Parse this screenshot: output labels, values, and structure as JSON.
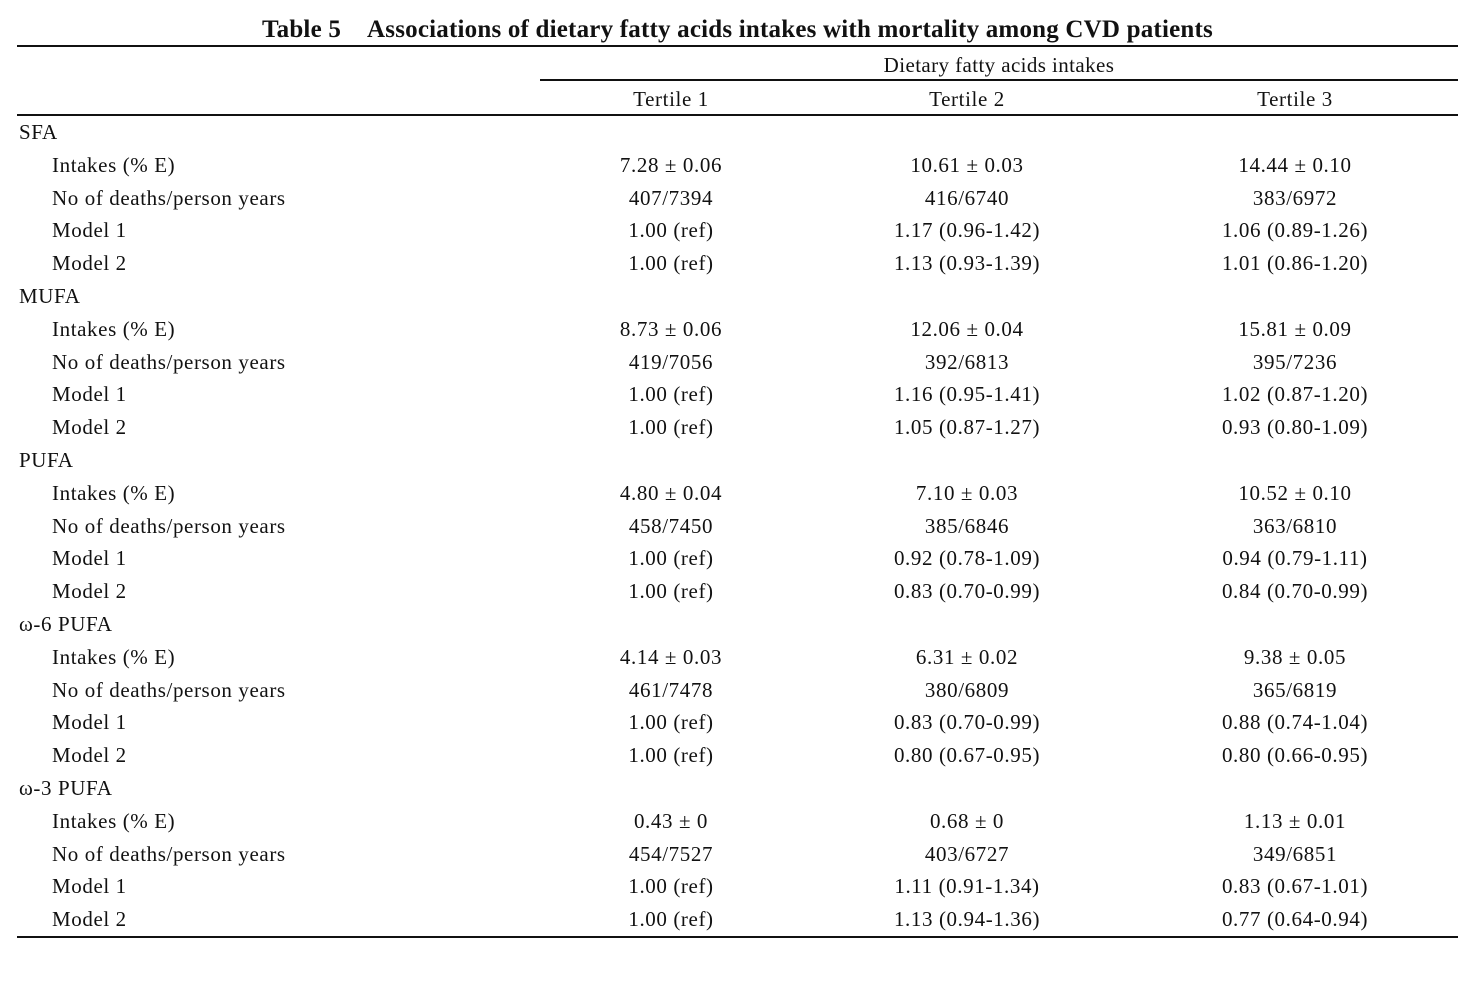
{
  "table": {
    "caption_label": "Table 5",
    "caption_title": "Associations of dietary fatty acids intakes with mortality among CVD patients",
    "spanner": "Dietary fatty acids intakes",
    "columns": [
      "Tertile 1",
      "Tertile 2",
      "Tertile 3"
    ],
    "groups": [
      {
        "name": "SFA",
        "rows": [
          {
            "label": "Intakes (% E)",
            "values": [
              "7.28 ± 0.06",
              "10.61 ± 0.03",
              "14.44 ± 0.10"
            ]
          },
          {
            "label": "No of deaths/person years",
            "values": [
              "407/7394",
              "416/6740",
              "383/6972"
            ]
          },
          {
            "label": "Model 1",
            "values": [
              "1.00 (ref)",
              "1.17 (0.96-1.42)",
              "1.06 (0.89-1.26)"
            ]
          },
          {
            "label": "Model 2",
            "values": [
              "1.00 (ref)",
              "1.13 (0.93-1.39)",
              "1.01 (0.86-1.20)"
            ]
          }
        ]
      },
      {
        "name": "MUFA",
        "rows": [
          {
            "label": "Intakes (% E)",
            "values": [
              "8.73 ± 0.06",
              "12.06 ± 0.04",
              "15.81 ± 0.09"
            ]
          },
          {
            "label": "No of deaths/person years",
            "values": [
              "419/7056",
              "392/6813",
              "395/7236"
            ]
          },
          {
            "label": "Model 1",
            "values": [
              "1.00 (ref)",
              "1.16 (0.95-1.41)",
              "1.02 (0.87-1.20)"
            ]
          },
          {
            "label": "Model 2",
            "values": [
              "1.00 (ref)",
              "1.05 (0.87-1.27)",
              "0.93 (0.80-1.09)"
            ]
          }
        ]
      },
      {
        "name": "PUFA",
        "rows": [
          {
            "label": "Intakes (% E)",
            "values": [
              "4.80 ± 0.04",
              "7.10 ± 0.03",
              "10.52 ± 0.10"
            ]
          },
          {
            "label": "No of deaths/person years",
            "values": [
              "458/7450",
              "385/6846",
              "363/6810"
            ]
          },
          {
            "label": "Model 1",
            "values": [
              "1.00 (ref)",
              "0.92 (0.78-1.09)",
              "0.94 (0.79-1.11)"
            ]
          },
          {
            "label": "Model 2",
            "values": [
              "1.00 (ref)",
              "0.83 (0.70-0.99)",
              "0.84 (0.70-0.99)"
            ]
          }
        ]
      },
      {
        "name": "ω-6 PUFA",
        "rows": [
          {
            "label": "Intakes (% E)",
            "values": [
              "4.14 ± 0.03",
              "6.31 ± 0.02",
              "9.38 ± 0.05"
            ]
          },
          {
            "label": "No of deaths/person years",
            "values": [
              "461/7478",
              "380/6809",
              "365/6819"
            ]
          },
          {
            "label": "Model 1",
            "values": [
              "1.00 (ref)",
              "0.83 (0.70-0.99)",
              "0.88 (0.74-1.04)"
            ]
          },
          {
            "label": "Model 2",
            "values": [
              "1.00 (ref)",
              "0.80 (0.67-0.95)",
              "0.80 (0.66-0.95)"
            ]
          }
        ]
      },
      {
        "name": "ω-3 PUFA",
        "rows": [
          {
            "label": "Intakes (% E)",
            "values": [
              "0.43 ± 0",
              "0.68 ± 0",
              "1.13 ± 0.01"
            ]
          },
          {
            "label": "No of deaths/person years",
            "values": [
              "454/7527",
              "403/6727",
              "349/6851"
            ]
          },
          {
            "label": "Model 1",
            "values": [
              "1.00 (ref)",
              "1.11 (0.91-1.34)",
              "0.83 (0.67-1.01)"
            ]
          },
          {
            "label": "Model 2",
            "values": [
              "1.00 (ref)",
              "1.13 (0.94-1.36)",
              "0.77 (0.64-0.94)"
            ]
          }
        ]
      }
    ]
  }
}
━━━━━━━━━━━━━━━━━━━━
*EXERCISE AIM*
Return the whole listing exactly, minus its pictures.

*REPLY TO THE TASK*
Parse this screenshot: output labels, values, and structure as JSON.
{
  "table": {
    "caption_label": "Table 5",
    "caption_title": "Associations of dietary fatty acids intakes with mortality among CVD patients",
    "spanner": "Dietary fatty acids intakes",
    "columns": [
      "Tertile 1",
      "Tertile 2",
      "Tertile 3"
    ],
    "groups": [
      {
        "name": "SFA",
        "rows": [
          {
            "label": "Intakes (% E)",
            "values": [
              "7.28 ± 0.06",
              "10.61 ± 0.03",
              "14.44 ± 0.10"
            ]
          },
          {
            "label": "No of deaths/person years",
            "values": [
              "407/7394",
              "416/6740",
              "383/6972"
            ]
          },
          {
            "label": "Model 1",
            "values": [
              "1.00 (ref)",
              "1.17 (0.96-1.42)",
              "1.06 (0.89-1.26)"
            ]
          },
          {
            "label": "Model 2",
            "values": [
              "1.00 (ref)",
              "1.13 (0.93-1.39)",
              "1.01 (0.86-1.20)"
            ]
          }
        ]
      },
      {
        "name": "MUFA",
        "rows": [
          {
            "label": "Intakes (% E)",
            "values": [
              "8.73 ± 0.06",
              "12.06 ± 0.04",
              "15.81 ± 0.09"
            ]
          },
          {
            "label": "No of deaths/person years",
            "values": [
              "419/7056",
              "392/6813",
              "395/7236"
            ]
          },
          {
            "label": "Model 1",
            "values": [
              "1.00 (ref)",
              "1.16 (0.95-1.41)",
              "1.02 (0.87-1.20)"
            ]
          },
          {
            "label": "Model 2",
            "values": [
              "1.00 (ref)",
              "1.05 (0.87-1.27)",
              "0.93 (0.80-1.09)"
            ]
          }
        ]
      },
      {
        "name": "PUFA",
        "rows": [
          {
            "label": "Intakes (% E)",
            "values": [
              "4.80 ± 0.04",
              "7.10 ± 0.03",
              "10.52 ± 0.10"
            ]
          },
          {
            "label": "No of deaths/person years",
            "values": [
              "458/7450",
              "385/6846",
              "363/6810"
            ]
          },
          {
            "label": "Model 1",
            "values": [
              "1.00 (ref)",
              "0.92 (0.78-1.09)",
              "0.94 (0.79-1.11)"
            ]
          },
          {
            "label": "Model 2",
            "values": [
              "1.00 (ref)",
              "0.83 (0.70-0.99)",
              "0.84 (0.70-0.99)"
            ]
          }
        ]
      },
      {
        "name": "ω-6 PUFA",
        "rows": [
          {
            "label": "Intakes (% E)",
            "values": [
              "4.14 ± 0.03",
              "6.31 ± 0.02",
              "9.38 ± 0.05"
            ]
          },
          {
            "label": "No of deaths/person years",
            "values": [
              "461/7478",
              "380/6809",
              "365/6819"
            ]
          },
          {
            "label": "Model 1",
            "values": [
              "1.00 (ref)",
              "0.83 (0.70-0.99)",
              "0.88 (0.74-1.04)"
            ]
          },
          {
            "label": "Model 2",
            "values": [
              "1.00 (ref)",
              "0.80 (0.67-0.95)",
              "0.80 (0.66-0.95)"
            ]
          }
        ]
      },
      {
        "name": "ω-3 PUFA",
        "rows": [
          {
            "label": "Intakes (% E)",
            "values": [
              "0.43 ± 0",
              "0.68 ± 0",
              "1.13 ± 0.01"
            ]
          },
          {
            "label": "No of deaths/person years",
            "values": [
              "454/7527",
              "403/6727",
              "349/6851"
            ]
          },
          {
            "label": "Model 1",
            "values": [
              "1.00 (ref)",
              "1.11 (0.91-1.34)",
              "0.83 (0.67-1.01)"
            ]
          },
          {
            "label": "Model 2",
            "values": [
              "1.00 (ref)",
              "1.13 (0.94-1.36)",
              "0.77 (0.64-0.94)"
            ]
          }
        ]
      }
    ]
  }
}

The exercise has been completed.